▶ [Exercise requirements]
Can you transcribe every entry word for word, skipping the images?

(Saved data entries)
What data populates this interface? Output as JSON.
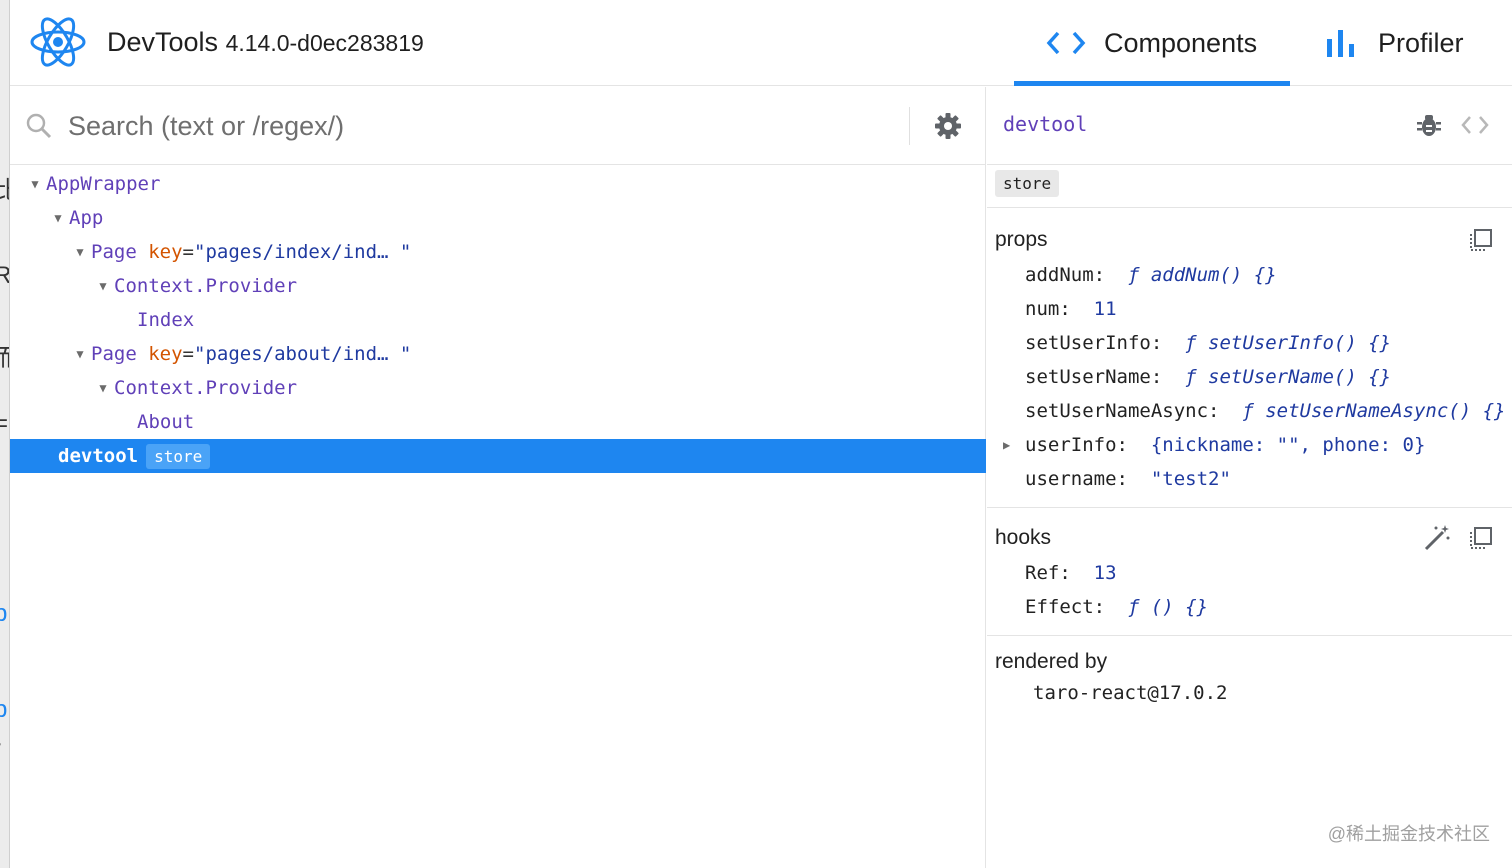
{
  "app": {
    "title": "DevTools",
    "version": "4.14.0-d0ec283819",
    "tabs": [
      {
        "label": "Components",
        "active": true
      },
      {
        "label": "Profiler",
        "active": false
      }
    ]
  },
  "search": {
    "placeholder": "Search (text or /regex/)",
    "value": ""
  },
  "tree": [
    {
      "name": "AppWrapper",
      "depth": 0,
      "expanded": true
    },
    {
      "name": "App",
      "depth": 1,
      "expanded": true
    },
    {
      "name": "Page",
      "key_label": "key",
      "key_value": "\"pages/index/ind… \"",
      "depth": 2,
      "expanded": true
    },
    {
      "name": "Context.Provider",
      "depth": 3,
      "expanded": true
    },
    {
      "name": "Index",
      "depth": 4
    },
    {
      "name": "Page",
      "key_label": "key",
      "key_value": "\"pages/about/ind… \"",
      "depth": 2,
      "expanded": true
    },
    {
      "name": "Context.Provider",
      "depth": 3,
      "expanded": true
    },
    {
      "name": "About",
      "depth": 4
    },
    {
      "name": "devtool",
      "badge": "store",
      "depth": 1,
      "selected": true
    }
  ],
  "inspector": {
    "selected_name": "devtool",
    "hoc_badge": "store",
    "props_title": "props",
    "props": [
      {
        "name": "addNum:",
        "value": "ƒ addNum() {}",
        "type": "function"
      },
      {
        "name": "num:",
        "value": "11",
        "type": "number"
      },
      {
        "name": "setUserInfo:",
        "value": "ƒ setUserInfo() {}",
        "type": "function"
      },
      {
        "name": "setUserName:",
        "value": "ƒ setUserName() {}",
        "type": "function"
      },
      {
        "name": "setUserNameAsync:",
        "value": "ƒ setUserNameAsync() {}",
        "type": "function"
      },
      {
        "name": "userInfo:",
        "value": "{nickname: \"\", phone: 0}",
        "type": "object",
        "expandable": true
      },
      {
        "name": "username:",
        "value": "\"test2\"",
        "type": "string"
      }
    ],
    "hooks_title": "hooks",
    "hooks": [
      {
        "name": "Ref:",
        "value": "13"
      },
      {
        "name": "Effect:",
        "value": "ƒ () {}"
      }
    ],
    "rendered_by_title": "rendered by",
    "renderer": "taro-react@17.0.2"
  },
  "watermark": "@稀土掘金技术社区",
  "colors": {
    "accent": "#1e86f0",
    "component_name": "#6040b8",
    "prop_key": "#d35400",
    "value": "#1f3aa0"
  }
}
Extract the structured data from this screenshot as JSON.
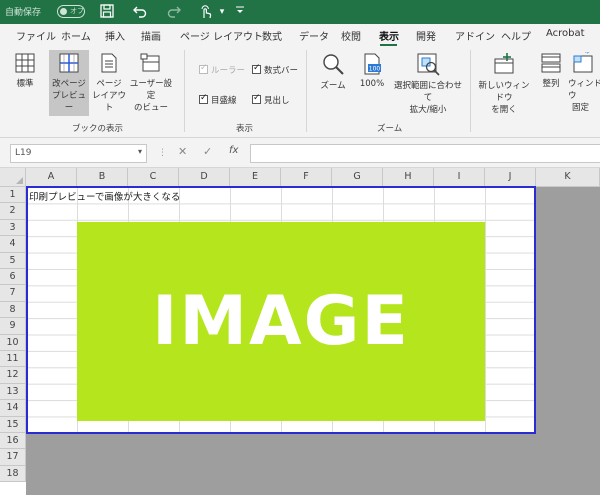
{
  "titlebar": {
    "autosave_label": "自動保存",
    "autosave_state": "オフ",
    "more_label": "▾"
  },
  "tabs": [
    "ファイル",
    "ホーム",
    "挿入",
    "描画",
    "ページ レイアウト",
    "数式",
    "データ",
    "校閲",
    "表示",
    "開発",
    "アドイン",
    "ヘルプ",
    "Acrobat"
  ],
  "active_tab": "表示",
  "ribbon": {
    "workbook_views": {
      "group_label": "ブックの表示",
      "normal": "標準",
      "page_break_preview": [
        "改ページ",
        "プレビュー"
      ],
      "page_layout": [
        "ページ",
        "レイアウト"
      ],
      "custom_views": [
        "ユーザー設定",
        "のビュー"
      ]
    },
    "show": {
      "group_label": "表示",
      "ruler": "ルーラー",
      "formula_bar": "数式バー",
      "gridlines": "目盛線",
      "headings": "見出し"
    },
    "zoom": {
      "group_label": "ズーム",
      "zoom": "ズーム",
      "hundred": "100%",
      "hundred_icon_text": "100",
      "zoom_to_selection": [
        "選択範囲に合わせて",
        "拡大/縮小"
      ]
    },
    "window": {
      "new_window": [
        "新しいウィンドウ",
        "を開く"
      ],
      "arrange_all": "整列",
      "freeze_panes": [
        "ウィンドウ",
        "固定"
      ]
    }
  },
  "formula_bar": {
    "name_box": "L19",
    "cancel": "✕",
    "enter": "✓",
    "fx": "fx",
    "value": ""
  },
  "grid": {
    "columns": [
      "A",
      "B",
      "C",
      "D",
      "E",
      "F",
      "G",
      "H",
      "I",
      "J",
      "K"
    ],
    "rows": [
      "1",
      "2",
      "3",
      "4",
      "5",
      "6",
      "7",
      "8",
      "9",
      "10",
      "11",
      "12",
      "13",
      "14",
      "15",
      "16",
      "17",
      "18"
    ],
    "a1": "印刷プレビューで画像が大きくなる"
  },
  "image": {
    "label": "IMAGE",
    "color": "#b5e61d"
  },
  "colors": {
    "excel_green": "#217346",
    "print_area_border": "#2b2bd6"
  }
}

▶ [Worked answer]
What data populates this interface? Output as JSON.
{
  "app": {
    "title": "DevTools",
    "version": "4.14.0-d0ec283819",
    "tabs": [
      {
        "label": "Components",
        "active": true
      },
      {
        "label": "Profiler",
        "active": false
      }
    ]
  },
  "search": {
    "placeholder": "Search (text or /regex/)",
    "value": ""
  },
  "tree": [
    {
      "name": "AppWrapper",
      "depth": 0,
      "expanded": true
    },
    {
      "name": "App",
      "depth": 1,
      "expanded": true
    },
    {
      "name": "Page",
      "key_label": "key",
      "key_value": "\"pages/index/ind… \"",
      "depth": 2,
      "expanded": true
    },
    {
      "name": "Context.Provider",
      "depth": 3,
      "expanded": true
    },
    {
      "name": "Index",
      "depth": 4
    },
    {
      "name": "Page",
      "key_label": "key",
      "key_value": "\"pages/about/ind… \"",
      "depth": 2,
      "expanded": true
    },
    {
      "name": "Context.Provider",
      "depth": 3,
      "expanded": true
    },
    {
      "name": "About",
      "depth": 4
    },
    {
      "name": "devtool",
      "badge": "store",
      "depth": 1,
      "selected": true
    }
  ],
  "inspector": {
    "selected_name": "devtool",
    "hoc_badge": "store",
    "props_title": "props",
    "props": [
      {
        "name": "addNum:",
        "value": "ƒ addNum() {}",
        "type": "function"
      },
      {
        "name": "num:",
        "value": "11",
        "type": "number"
      },
      {
        "name": "setUserInfo:",
        "value": "ƒ setUserInfo() {}",
        "type": "function"
      },
      {
        "name": "setUserName:",
        "value": "ƒ setUserName() {}",
        "type": "function"
      },
      {
        "name": "setUserNameAsync:",
        "value": "ƒ setUserNameAsync() {}",
        "type": "function"
      },
      {
        "name": "userInfo:",
        "value": "{nickname: \"\", phone: 0}",
        "type": "object",
        "expandable": true
      },
      {
        "name": "username:",
        "value": "\"test2\"",
        "type": "string"
      }
    ],
    "hooks_title": "hooks",
    "hooks": [
      {
        "name": "Ref:",
        "value": "13"
      },
      {
        "name": "Effect:",
        "value": "ƒ () {}"
      }
    ],
    "rendered_by_title": "rendered by",
    "renderer": "taro-react@17.0.2"
  },
  "watermark": "@稀土掘金技术社区",
  "colors": {
    "accent": "#1e86f0",
    "component_name": "#6040b8",
    "prop_key": "#d35400",
    "value": "#1f3aa0"
  }
}
Extract the structured data from this screenshot as JSON.
{
  "titlebar": {
    "autosave_label": "自動保存",
    "autosave_state": "オフ",
    "more_label": "▾"
  },
  "tabs": [
    "ファイル",
    "ホーム",
    "挿入",
    "描画",
    "ページ レイアウト",
    "数式",
    "データ",
    "校閲",
    "表示",
    "開発",
    "アドイン",
    "ヘルプ",
    "Acrobat"
  ],
  "active_tab": "表示",
  "ribbon": {
    "workbook_views": {
      "group_label": "ブックの表示",
      "normal": "標準",
      "page_break_preview": [
        "改ページ",
        "プレビュー"
      ],
      "page_layout": [
        "ページ",
        "レイアウト"
      ],
      "custom_views": [
        "ユーザー設定",
        "のビュー"
      ]
    },
    "show": {
      "group_label": "表示",
      "ruler": "ルーラー",
      "formula_bar": "数式バー",
      "gridlines": "目盛線",
      "headings": "見出し"
    },
    "zoom": {
      "group_label": "ズーム",
      "zoom": "ズーム",
      "hundred": "100%",
      "hundred_icon_text": "100",
      "zoom_to_selection": [
        "選択範囲に合わせて",
        "拡大/縮小"
      ]
    },
    "window": {
      "new_window": [
        "新しいウィンドウ",
        "を開く"
      ],
      "arrange_all": "整列",
      "freeze_panes": [
        "ウィンドウ",
        "固定"
      ]
    }
  },
  "formula_bar": {
    "name_box": "L19",
    "cancel": "✕",
    "enter": "✓",
    "fx": "fx",
    "value": ""
  },
  "grid": {
    "columns": [
      "A",
      "B",
      "C",
      "D",
      "E",
      "F",
      "G",
      "H",
      "I",
      "J",
      "K"
    ],
    "rows": [
      "1",
      "2",
      "3",
      "4",
      "5",
      "6",
      "7",
      "8",
      "9",
      "10",
      "11",
      "12",
      "13",
      "14",
      "15",
      "16",
      "17",
      "18"
    ],
    "a1": "印刷プレビューで画像が大きくなる"
  },
  "image": {
    "label": "IMAGE",
    "color": "#b5e61d"
  },
  "colors": {
    "excel_green": "#217346",
    "print_area_border": "#2b2bd6"
  }
}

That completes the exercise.